Instructions to follow – Please copy out the lines of the material from the line with "Decompose this screenshot" to the line with "middle dark ring bbox=[242, 254, 458, 470]", both included, word for word and nothing else.

Coordinate annotation records:

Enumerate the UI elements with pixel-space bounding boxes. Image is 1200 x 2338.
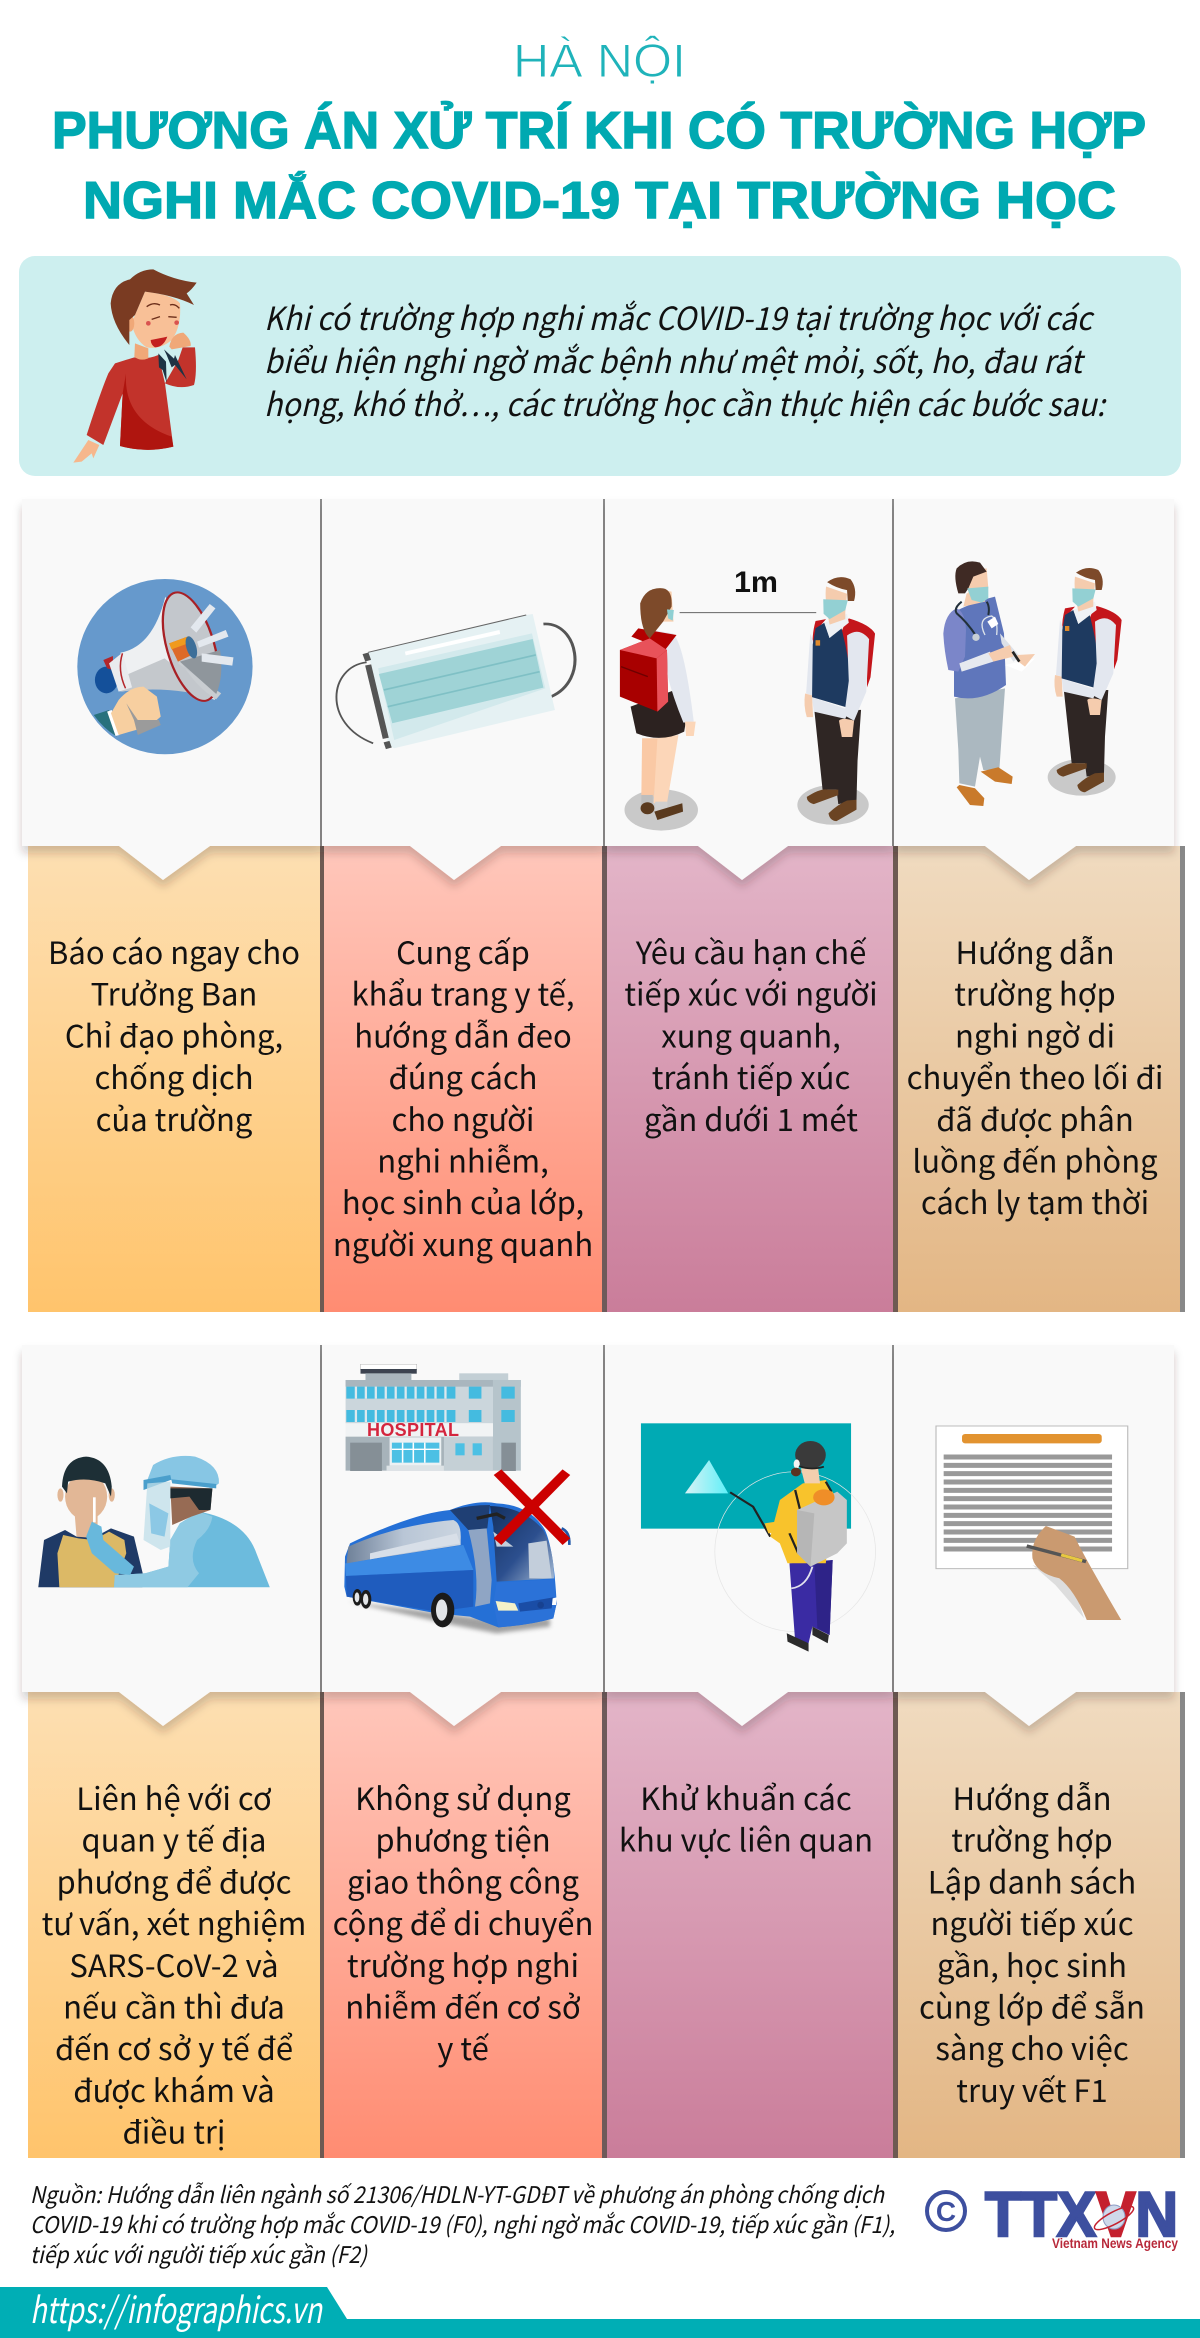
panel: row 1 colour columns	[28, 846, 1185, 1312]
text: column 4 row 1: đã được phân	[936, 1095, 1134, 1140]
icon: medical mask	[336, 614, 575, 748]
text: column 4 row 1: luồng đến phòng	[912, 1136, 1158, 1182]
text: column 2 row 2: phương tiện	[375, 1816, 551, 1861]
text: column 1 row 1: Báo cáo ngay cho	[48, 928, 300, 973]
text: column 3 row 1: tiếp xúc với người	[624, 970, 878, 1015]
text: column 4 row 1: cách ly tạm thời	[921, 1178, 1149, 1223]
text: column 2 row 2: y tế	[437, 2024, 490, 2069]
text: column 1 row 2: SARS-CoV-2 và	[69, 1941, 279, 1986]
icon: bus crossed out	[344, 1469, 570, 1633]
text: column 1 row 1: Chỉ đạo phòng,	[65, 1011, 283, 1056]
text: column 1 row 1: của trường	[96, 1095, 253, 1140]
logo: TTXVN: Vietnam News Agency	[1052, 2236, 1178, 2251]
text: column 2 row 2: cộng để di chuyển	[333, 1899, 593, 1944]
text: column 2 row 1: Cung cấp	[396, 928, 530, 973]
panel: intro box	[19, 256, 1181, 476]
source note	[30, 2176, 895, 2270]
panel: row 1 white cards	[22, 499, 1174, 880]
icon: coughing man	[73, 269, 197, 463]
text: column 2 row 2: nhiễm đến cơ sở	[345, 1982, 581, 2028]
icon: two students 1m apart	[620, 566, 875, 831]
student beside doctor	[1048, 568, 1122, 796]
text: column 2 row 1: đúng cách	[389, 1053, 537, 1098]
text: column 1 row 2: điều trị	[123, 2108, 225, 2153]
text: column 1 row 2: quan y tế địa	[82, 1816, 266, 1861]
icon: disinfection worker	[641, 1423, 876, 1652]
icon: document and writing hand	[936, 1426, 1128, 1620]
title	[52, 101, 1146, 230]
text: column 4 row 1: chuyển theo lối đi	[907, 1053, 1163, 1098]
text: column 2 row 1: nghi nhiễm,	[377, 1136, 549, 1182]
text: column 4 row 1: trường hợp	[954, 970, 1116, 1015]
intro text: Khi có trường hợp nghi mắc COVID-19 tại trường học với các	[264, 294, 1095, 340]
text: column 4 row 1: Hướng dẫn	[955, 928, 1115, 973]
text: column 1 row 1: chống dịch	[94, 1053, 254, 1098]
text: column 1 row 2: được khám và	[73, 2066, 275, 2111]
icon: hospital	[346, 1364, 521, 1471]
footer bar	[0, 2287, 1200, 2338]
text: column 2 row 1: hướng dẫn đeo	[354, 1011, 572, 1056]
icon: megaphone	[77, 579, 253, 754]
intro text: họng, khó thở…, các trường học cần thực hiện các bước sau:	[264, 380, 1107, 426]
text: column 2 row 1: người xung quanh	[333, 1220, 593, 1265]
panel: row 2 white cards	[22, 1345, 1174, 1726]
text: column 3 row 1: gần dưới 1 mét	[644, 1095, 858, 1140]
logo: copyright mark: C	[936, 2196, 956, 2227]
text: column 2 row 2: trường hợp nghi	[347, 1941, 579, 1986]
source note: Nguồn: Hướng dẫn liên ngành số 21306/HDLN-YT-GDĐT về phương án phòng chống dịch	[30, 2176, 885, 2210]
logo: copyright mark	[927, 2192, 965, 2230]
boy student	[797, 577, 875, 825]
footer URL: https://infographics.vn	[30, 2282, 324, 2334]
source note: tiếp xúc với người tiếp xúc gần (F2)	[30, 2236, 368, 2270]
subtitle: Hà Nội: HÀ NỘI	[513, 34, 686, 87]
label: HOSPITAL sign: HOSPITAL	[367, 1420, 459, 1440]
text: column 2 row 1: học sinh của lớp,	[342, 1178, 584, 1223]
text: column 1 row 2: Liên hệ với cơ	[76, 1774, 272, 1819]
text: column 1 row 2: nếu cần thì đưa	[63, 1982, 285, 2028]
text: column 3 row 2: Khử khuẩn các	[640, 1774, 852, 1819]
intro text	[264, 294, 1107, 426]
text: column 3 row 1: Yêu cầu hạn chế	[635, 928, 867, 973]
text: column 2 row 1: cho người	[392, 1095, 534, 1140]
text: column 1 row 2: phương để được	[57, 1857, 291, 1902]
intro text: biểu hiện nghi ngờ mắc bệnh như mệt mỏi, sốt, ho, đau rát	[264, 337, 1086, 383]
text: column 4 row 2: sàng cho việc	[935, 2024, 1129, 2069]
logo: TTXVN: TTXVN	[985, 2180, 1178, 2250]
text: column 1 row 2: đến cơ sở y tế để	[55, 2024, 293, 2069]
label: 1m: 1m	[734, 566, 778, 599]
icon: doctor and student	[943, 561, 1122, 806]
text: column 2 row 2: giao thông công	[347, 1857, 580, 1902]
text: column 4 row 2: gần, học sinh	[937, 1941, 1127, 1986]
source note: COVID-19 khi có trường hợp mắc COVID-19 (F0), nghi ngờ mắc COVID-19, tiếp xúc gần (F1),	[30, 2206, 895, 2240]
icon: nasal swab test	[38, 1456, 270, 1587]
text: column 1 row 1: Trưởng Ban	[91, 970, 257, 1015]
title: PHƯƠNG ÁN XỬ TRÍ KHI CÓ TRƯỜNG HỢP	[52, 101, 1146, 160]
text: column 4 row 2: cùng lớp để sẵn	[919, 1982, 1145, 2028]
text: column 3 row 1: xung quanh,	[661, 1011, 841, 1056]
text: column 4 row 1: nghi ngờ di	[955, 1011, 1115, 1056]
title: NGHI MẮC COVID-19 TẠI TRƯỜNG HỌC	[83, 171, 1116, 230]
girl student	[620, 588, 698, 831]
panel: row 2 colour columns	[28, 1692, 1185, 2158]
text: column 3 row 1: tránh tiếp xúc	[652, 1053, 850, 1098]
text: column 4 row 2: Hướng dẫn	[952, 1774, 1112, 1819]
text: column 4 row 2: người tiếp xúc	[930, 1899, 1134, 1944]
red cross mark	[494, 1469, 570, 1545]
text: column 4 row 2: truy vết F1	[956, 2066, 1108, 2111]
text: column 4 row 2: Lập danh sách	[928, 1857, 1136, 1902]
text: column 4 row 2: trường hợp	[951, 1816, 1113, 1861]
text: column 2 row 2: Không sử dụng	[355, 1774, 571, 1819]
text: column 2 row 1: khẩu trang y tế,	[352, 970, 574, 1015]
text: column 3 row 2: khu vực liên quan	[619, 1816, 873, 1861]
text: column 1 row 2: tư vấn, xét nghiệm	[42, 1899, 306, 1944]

==

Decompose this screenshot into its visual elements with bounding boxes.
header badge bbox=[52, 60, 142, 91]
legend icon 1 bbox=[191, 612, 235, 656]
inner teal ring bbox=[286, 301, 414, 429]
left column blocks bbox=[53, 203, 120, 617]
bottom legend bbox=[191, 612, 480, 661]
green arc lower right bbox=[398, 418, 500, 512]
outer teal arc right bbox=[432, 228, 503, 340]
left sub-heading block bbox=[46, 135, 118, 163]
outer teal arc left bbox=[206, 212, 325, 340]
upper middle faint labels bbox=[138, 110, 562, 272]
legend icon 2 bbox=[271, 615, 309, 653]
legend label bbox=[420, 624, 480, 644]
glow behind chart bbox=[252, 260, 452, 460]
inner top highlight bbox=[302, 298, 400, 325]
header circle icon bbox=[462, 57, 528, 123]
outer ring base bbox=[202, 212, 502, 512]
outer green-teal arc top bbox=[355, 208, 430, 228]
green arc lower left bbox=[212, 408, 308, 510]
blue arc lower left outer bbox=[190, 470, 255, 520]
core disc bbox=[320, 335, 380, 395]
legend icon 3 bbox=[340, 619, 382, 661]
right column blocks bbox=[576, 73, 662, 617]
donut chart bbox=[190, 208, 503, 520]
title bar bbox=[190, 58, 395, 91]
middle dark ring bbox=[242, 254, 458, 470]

Written solution –
Decompose this screenshot into its visual elements with bounding boxes.
header badge bbox=[52, 60, 142, 91]
legend icon 1 bbox=[191, 612, 235, 656]
inner teal ring bbox=[286, 301, 414, 429]
left column blocks bbox=[53, 203, 120, 617]
bottom legend bbox=[191, 612, 480, 661]
green arc lower right bbox=[398, 418, 500, 512]
outer teal arc right bbox=[432, 228, 503, 340]
left sub-heading block bbox=[46, 135, 118, 163]
outer teal arc left bbox=[206, 212, 325, 340]
upper middle faint labels bbox=[138, 110, 562, 272]
legend icon 2 bbox=[271, 615, 309, 653]
legend label bbox=[420, 624, 480, 644]
glow behind chart bbox=[252, 260, 452, 460]
inner top highlight bbox=[302, 298, 400, 325]
header circle icon bbox=[462, 57, 528, 123]
outer ring base bbox=[202, 212, 502, 512]
outer green-teal arc top bbox=[355, 208, 430, 228]
green arc lower left bbox=[212, 408, 308, 510]
blue arc lower left outer bbox=[190, 470, 255, 520]
core disc bbox=[320, 335, 380, 395]
legend icon 3 bbox=[340, 619, 382, 661]
right column blocks bbox=[576, 73, 662, 617]
donut chart bbox=[190, 208, 503, 520]
title bar bbox=[190, 58, 395, 91]
middle dark ring bbox=[242, 254, 458, 470]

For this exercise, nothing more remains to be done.